Short problem — Reproduce every line of the records below verbatim, leaving out the pictures.

■ ■ ■

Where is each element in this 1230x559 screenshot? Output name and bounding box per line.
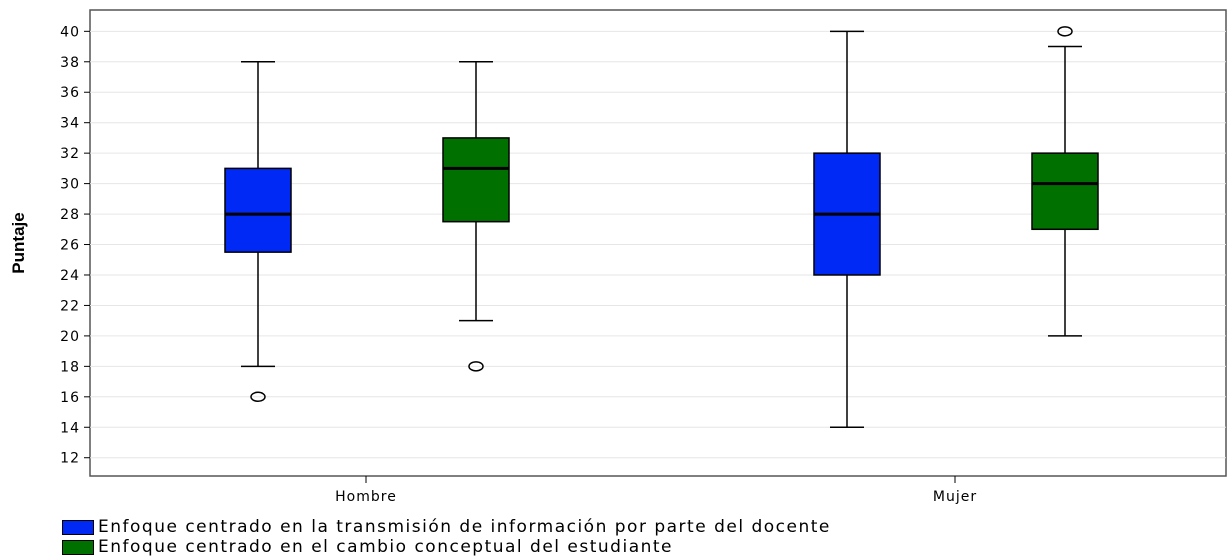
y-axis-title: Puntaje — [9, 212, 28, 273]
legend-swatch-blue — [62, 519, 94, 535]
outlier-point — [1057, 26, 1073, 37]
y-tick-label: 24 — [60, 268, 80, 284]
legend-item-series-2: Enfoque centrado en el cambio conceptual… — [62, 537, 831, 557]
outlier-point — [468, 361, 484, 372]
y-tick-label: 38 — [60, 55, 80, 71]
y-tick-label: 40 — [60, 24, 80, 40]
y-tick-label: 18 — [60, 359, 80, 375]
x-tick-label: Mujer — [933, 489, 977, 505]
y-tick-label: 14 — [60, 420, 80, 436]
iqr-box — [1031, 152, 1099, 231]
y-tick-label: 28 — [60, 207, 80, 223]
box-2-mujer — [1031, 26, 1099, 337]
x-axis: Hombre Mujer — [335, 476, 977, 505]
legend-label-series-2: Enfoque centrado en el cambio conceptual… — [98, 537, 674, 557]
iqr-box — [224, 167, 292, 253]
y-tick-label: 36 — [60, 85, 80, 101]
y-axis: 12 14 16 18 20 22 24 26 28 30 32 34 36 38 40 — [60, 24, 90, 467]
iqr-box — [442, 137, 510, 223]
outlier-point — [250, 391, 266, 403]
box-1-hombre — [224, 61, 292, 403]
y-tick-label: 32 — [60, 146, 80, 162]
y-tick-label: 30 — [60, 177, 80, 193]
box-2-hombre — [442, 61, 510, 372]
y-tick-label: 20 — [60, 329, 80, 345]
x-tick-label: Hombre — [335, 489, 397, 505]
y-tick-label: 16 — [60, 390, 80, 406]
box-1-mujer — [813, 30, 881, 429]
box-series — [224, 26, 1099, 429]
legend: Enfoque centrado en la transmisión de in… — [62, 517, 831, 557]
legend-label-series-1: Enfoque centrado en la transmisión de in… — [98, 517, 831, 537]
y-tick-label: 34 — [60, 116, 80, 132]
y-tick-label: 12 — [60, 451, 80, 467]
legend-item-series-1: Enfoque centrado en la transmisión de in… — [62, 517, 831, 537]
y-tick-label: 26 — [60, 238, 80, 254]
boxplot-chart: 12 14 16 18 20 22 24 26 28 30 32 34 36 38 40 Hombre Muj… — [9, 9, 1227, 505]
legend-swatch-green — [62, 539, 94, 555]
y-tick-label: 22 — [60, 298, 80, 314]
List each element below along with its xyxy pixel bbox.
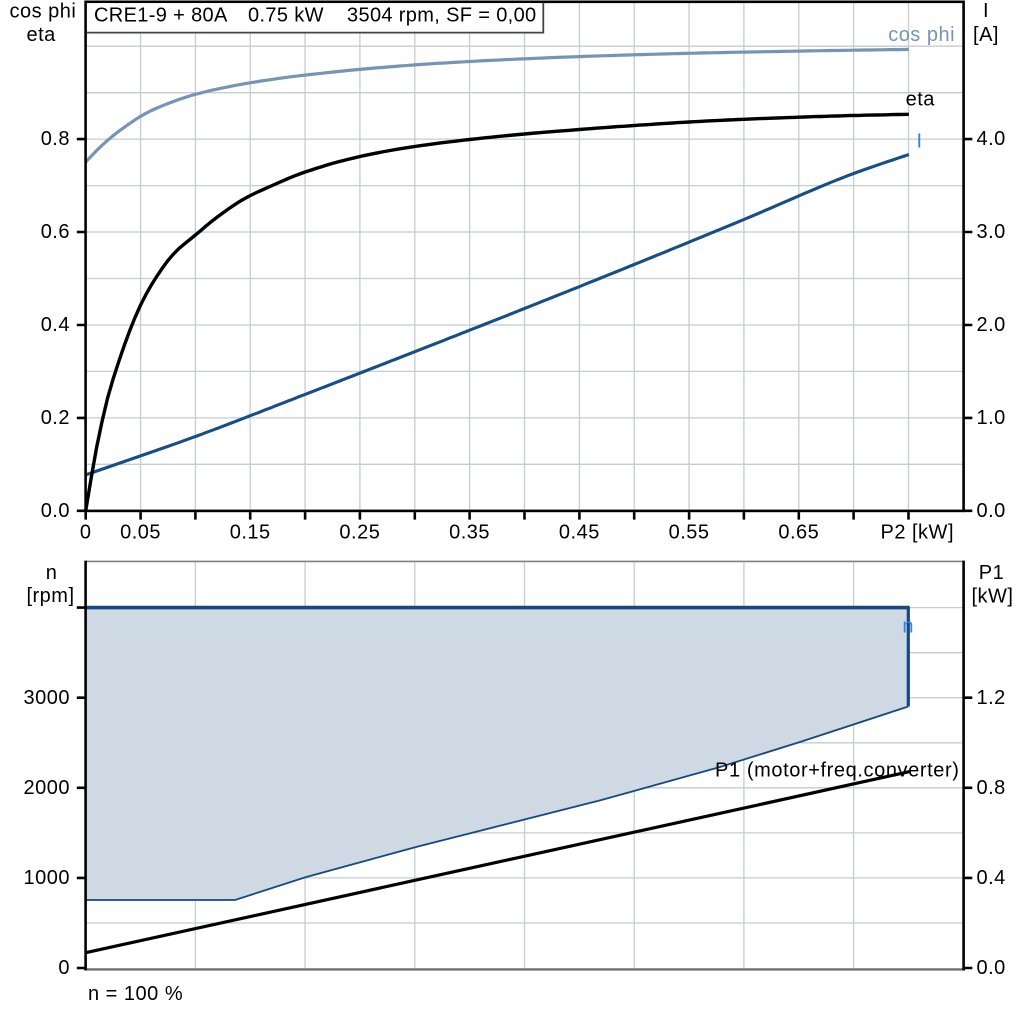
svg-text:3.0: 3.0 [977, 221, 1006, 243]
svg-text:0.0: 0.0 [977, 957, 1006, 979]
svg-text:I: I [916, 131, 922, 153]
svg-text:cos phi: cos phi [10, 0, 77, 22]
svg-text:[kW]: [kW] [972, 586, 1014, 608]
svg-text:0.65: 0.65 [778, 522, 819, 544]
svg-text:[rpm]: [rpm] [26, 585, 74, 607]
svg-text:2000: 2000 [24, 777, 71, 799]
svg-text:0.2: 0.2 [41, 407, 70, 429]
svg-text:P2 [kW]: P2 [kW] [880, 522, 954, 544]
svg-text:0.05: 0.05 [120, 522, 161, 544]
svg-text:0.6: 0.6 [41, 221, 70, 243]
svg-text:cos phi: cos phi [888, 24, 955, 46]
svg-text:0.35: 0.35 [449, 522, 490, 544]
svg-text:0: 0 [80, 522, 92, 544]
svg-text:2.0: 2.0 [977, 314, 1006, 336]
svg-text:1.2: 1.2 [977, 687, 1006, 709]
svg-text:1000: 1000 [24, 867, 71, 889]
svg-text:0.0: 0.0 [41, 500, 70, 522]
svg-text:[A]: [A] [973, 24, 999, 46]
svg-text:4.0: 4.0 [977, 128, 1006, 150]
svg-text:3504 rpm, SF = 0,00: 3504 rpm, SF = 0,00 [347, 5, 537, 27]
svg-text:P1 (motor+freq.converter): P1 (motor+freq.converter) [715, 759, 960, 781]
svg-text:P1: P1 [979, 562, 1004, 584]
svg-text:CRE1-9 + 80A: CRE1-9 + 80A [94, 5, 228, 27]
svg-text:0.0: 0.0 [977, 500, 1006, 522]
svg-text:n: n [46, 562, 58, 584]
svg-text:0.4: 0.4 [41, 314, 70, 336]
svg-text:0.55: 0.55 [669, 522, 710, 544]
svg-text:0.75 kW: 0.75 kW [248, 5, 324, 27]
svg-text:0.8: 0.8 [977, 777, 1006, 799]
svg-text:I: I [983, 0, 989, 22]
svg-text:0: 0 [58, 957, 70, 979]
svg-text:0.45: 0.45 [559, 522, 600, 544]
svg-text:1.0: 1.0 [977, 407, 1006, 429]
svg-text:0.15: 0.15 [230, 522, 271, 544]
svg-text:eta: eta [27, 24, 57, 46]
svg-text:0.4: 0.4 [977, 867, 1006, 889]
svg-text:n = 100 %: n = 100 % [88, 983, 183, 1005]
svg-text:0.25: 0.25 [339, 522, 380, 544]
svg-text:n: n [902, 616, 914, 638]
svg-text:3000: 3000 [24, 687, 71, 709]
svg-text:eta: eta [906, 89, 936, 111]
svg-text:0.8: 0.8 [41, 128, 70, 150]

■ ■ ■

Answer to this task —
Where is each element in this 1230x559 screenshot? Output name and bounding box per line.
y-axis-title: Puntaje — [9, 212, 28, 273]
legend-swatch-blue — [62, 519, 94, 535]
outlier-point — [1057, 26, 1073, 37]
y-tick-label: 24 — [60, 268, 80, 284]
legend-item-series-2: Enfoque centrado en el cambio conceptual… — [62, 537, 831, 557]
outlier-point — [468, 361, 484, 372]
y-tick-label: 38 — [60, 55, 80, 71]
y-tick-label: 40 — [60, 24, 80, 40]
y-tick-label: 18 — [60, 359, 80, 375]
x-tick-label: Mujer — [933, 489, 977, 505]
y-tick-label: 14 — [60, 420, 80, 436]
iqr-box — [1031, 152, 1099, 231]
y-tick-label: 28 — [60, 207, 80, 223]
box-2-mujer — [1031, 26, 1099, 337]
x-axis: Hombre Mujer — [335, 476, 977, 505]
legend-label-series-2: Enfoque centrado en el cambio conceptual… — [98, 537, 674, 557]
iqr-box — [224, 167, 292, 253]
y-tick-label: 36 — [60, 85, 80, 101]
y-axis: 12 14 16 18 20 22 24 26 28 30 32 34 36 38 40 — [60, 24, 90, 467]
iqr-box — [442, 137, 510, 223]
outlier-point — [250, 391, 266, 403]
box-1-hombre — [224, 61, 292, 403]
y-tick-label: 32 — [60, 146, 80, 162]
y-tick-label: 30 — [60, 177, 80, 193]
box-2-hombre — [442, 61, 510, 372]
y-tick-label: 20 — [60, 329, 80, 345]
x-tick-label: Hombre — [335, 489, 397, 505]
y-tick-label: 16 — [60, 390, 80, 406]
box-1-mujer — [813, 30, 881, 429]
box-series — [224, 26, 1099, 429]
legend: Enfoque centrado en la transmisión de in… — [62, 517, 831, 557]
legend-label-series-1: Enfoque centrado en la transmisión de in… — [98, 517, 831, 537]
y-tick-label: 34 — [60, 116, 80, 132]
y-tick-label: 12 — [60, 451, 80, 467]
legend-item-series-1: Enfoque centrado en la transmisión de in… — [62, 517, 831, 537]
y-tick-label: 26 — [60, 238, 80, 254]
boxplot-chart: 12 14 16 18 20 22 24 26 28 30 32 34 36 38 40 Hombre Muj… — [9, 9, 1227, 505]
legend-swatch-green — [62, 539, 94, 555]
y-tick-label: 22 — [60, 298, 80, 314]
List each element below along with its xyxy pixel bbox.
svg-text:3.0: 3.0 [977, 221, 1006, 243]
svg-text:0.0: 0.0 [977, 957, 1006, 979]
svg-text:I: I [916, 131, 922, 153]
svg-text:cos phi: cos phi [10, 0, 77, 22]
svg-text:[kW]: [kW] [972, 586, 1014, 608]
svg-text:0.65: 0.65 [778, 522, 819, 544]
svg-text:[rpm]: [rpm] [26, 585, 74, 607]
svg-text:2000: 2000 [24, 777, 71, 799]
svg-text:0.2: 0.2 [41, 407, 70, 429]
svg-text:P2 [kW]: P2 [kW] [880, 522, 954, 544]
svg-text:0.05: 0.05 [120, 522, 161, 544]
svg-text:0.6: 0.6 [41, 221, 70, 243]
svg-text:cos phi: cos phi [888, 24, 955, 46]
svg-text:0.35: 0.35 [449, 522, 490, 544]
svg-text:0: 0 [80, 522, 92, 544]
svg-text:2.0: 2.0 [977, 314, 1006, 336]
svg-text:1.2: 1.2 [977, 687, 1006, 709]
svg-text:1000: 1000 [24, 867, 71, 889]
svg-text:0.0: 0.0 [41, 500, 70, 522]
svg-text:[A]: [A] [973, 24, 999, 46]
svg-text:4.0: 4.0 [977, 128, 1006, 150]
svg-text:3504 rpm, SF = 0,00: 3504 rpm, SF = 0,00 [347, 5, 537, 27]
svg-text:P1 (motor+freq.converter): P1 (motor+freq.converter) [715, 759, 960, 781]
svg-text:P1: P1 [979, 562, 1004, 584]
svg-text:CRE1-9 + 80A: CRE1-9 + 80A [94, 5, 228, 27]
svg-text:0.0: 0.0 [977, 500, 1006, 522]
svg-text:n: n [46, 562, 58, 584]
svg-text:0.4: 0.4 [41, 314, 70, 336]
svg-text:0.55: 0.55 [669, 522, 710, 544]
svg-text:0.75 kW: 0.75 kW [248, 5, 324, 27]
svg-text:0.8: 0.8 [977, 777, 1006, 799]
svg-text:I: I [983, 0, 989, 22]
svg-text:0: 0 [58, 957, 70, 979]
svg-text:0.45: 0.45 [559, 522, 600, 544]
svg-text:1.0: 1.0 [977, 407, 1006, 429]
svg-text:0.15: 0.15 [230, 522, 271, 544]
svg-text:eta: eta [27, 24, 57, 46]
svg-text:0.4: 0.4 [977, 867, 1006, 889]
svg-text:n = 100 %: n = 100 % [88, 983, 183, 1005]
svg-text:0.25: 0.25 [339, 522, 380, 544]
svg-text:n: n [902, 616, 914, 638]
svg-text:3000: 3000 [24, 687, 71, 709]
svg-text:eta: eta [906, 89, 936, 111]
svg-text:0.8: 0.8 [41, 128, 70, 150]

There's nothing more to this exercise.